Below are some records; reproduce every one of them exactly.

*Material supplied*:

----

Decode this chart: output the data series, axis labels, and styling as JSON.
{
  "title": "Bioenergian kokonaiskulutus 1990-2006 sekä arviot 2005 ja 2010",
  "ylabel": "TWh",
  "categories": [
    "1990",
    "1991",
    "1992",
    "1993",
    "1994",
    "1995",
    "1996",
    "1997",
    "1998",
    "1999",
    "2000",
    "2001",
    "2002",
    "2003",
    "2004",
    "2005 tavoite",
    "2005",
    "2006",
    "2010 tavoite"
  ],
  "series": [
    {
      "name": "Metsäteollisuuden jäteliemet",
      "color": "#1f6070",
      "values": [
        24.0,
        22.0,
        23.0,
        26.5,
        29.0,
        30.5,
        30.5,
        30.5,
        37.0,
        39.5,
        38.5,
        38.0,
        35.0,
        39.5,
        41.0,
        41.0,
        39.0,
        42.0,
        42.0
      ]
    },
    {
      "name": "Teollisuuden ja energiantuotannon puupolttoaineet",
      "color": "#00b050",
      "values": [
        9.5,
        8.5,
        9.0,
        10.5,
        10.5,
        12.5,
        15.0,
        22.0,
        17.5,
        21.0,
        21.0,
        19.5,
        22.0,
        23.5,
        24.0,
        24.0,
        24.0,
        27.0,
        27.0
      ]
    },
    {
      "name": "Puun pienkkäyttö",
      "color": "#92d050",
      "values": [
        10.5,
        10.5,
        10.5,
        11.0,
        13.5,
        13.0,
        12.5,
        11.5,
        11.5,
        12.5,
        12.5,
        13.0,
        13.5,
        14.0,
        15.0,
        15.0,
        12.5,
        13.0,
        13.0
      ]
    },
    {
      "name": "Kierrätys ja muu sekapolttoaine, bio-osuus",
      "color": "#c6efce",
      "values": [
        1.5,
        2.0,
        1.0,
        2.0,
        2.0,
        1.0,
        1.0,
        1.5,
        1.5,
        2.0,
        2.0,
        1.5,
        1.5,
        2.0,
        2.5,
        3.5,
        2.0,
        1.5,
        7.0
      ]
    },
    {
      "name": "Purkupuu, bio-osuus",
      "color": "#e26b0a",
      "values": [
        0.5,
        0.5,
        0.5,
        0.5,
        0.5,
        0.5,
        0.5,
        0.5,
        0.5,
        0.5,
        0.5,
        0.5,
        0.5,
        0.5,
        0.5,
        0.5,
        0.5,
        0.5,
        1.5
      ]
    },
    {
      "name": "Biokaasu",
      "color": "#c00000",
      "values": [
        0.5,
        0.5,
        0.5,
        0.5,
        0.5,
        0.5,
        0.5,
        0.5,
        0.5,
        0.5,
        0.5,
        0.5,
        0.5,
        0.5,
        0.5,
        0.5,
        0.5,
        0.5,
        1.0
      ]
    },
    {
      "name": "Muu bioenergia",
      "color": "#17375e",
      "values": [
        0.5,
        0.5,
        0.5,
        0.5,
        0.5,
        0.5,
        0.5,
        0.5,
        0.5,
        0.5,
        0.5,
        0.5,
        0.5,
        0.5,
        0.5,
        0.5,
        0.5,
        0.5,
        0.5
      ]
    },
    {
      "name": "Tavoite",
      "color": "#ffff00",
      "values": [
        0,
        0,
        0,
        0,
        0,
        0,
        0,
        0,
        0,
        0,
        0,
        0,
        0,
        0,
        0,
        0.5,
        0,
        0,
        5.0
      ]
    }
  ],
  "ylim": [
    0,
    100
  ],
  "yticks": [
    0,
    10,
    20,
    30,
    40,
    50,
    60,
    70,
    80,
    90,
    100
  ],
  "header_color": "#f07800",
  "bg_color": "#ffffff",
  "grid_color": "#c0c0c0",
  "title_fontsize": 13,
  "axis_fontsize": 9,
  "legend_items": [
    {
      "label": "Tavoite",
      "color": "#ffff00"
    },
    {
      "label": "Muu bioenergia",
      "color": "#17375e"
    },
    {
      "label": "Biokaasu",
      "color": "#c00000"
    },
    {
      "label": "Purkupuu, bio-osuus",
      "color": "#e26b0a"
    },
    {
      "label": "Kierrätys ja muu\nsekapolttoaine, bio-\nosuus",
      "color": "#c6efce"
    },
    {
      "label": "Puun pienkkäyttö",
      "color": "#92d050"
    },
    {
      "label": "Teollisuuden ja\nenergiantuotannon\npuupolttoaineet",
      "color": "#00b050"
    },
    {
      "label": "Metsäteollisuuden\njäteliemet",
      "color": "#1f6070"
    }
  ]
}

----

*The reply*:
Decode this chart: output the data series, axis labels, and styling as JSON.
{
  "title": "Bioenergian kokonaiskulutus 1990-2006 sekä arviot 2005 ja 2010",
  "ylabel": "TWh",
  "categories": [
    "1990",
    "1991",
    "1992",
    "1993",
    "1994",
    "1995",
    "1996",
    "1997",
    "1998",
    "1999",
    "2000",
    "2001",
    "2002",
    "2003",
    "2004",
    "2005 tavoite",
    "2005",
    "2006",
    "2010 tavoite"
  ],
  "series": [
    {
      "name": "Metsäteollisuuden jäteliemet",
      "color": "#1f6070",
      "values": [
        24.0,
        22.0,
        23.0,
        26.5,
        29.0,
        30.5,
        30.5,
        30.5,
        37.0,
        39.5,
        38.5,
        38.0,
        35.0,
        39.5,
        41.0,
        41.0,
        39.0,
        42.0,
        42.0
      ]
    },
    {
      "name": "Teollisuuden ja energiantuotannon puupolttoaineet",
      "color": "#00b050",
      "values": [
        9.5,
        8.5,
        9.0,
        10.5,
        10.5,
        12.5,
        15.0,
        22.0,
        17.5,
        21.0,
        21.0,
        19.5,
        22.0,
        23.5,
        24.0,
        24.0,
        24.0,
        27.0,
        27.0
      ]
    },
    {
      "name": "Puun pienkkäyttö",
      "color": "#92d050",
      "values": [
        10.5,
        10.5,
        10.5,
        11.0,
        13.5,
        13.0,
        12.5,
        11.5,
        11.5,
        12.5,
        12.5,
        13.0,
        13.5,
        14.0,
        15.0,
        15.0,
        12.5,
        13.0,
        13.0
      ]
    },
    {
      "name": "Kierrätys ja muu sekapolttoaine, bio-osuus",
      "color": "#c6efce",
      "values": [
        1.5,
        2.0,
        1.0,
        2.0,
        2.0,
        1.0,
        1.0,
        1.5,
        1.5,
        2.0,
        2.0,
        1.5,
        1.5,
        2.0,
        2.5,
        3.5,
        2.0,
        1.5,
        7.0
      ]
    },
    {
      "name": "Purkupuu, bio-osuus",
      "color": "#e26b0a",
      "values": [
        0.5,
        0.5,
        0.5,
        0.5,
        0.5,
        0.5,
        0.5,
        0.5,
        0.5,
        0.5,
        0.5,
        0.5,
        0.5,
        0.5,
        0.5,
        0.5,
        0.5,
        0.5,
        1.5
      ]
    },
    {
      "name": "Biokaasu",
      "color": "#c00000",
      "values": [
        0.5,
        0.5,
        0.5,
        0.5,
        0.5,
        0.5,
        0.5,
        0.5,
        0.5,
        0.5,
        0.5,
        0.5,
        0.5,
        0.5,
        0.5,
        0.5,
        0.5,
        0.5,
        1.0
      ]
    },
    {
      "name": "Muu bioenergia",
      "color": "#17375e",
      "values": [
        0.5,
        0.5,
        0.5,
        0.5,
        0.5,
        0.5,
        0.5,
        0.5,
        0.5,
        0.5,
        0.5,
        0.5,
        0.5,
        0.5,
        0.5,
        0.5,
        0.5,
        0.5,
        0.5
      ]
    },
    {
      "name": "Tavoite",
      "color": "#ffff00",
      "values": [
        0,
        0,
        0,
        0,
        0,
        0,
        0,
        0,
        0,
        0,
        0,
        0,
        0,
        0,
        0,
        0.5,
        0,
        0,
        5.0
      ]
    }
  ],
  "ylim": [
    0,
    100
  ],
  "yticks": [
    0,
    10,
    20,
    30,
    40,
    50,
    60,
    70,
    80,
    90,
    100
  ],
  "header_color": "#f07800",
  "bg_color": "#ffffff",
  "grid_color": "#c0c0c0",
  "title_fontsize": 13,
  "axis_fontsize": 9,
  "legend_items": [
    {
      "label": "Tavoite",
      "color": "#ffff00"
    },
    {
      "label": "Muu bioenergia",
      "color": "#17375e"
    },
    {
      "label": "Biokaasu",
      "color": "#c00000"
    },
    {
      "label": "Purkupuu, bio-osuus",
      "color": "#e26b0a"
    },
    {
      "label": "Kierrätys ja muu\nsekapolttoaine, bio-\nosuus",
      "color": "#c6efce"
    },
    {
      "label": "Puun pienkkäyttö",
      "color": "#92d050"
    },
    {
      "label": "Teollisuuden ja\nenergiantuotannon\npuupolttoaineet",
      "color": "#00b050"
    },
    {
      "label": "Metsäteollisuuden\njäteliemet",
      "color": "#1f6070"
    }
  ]
}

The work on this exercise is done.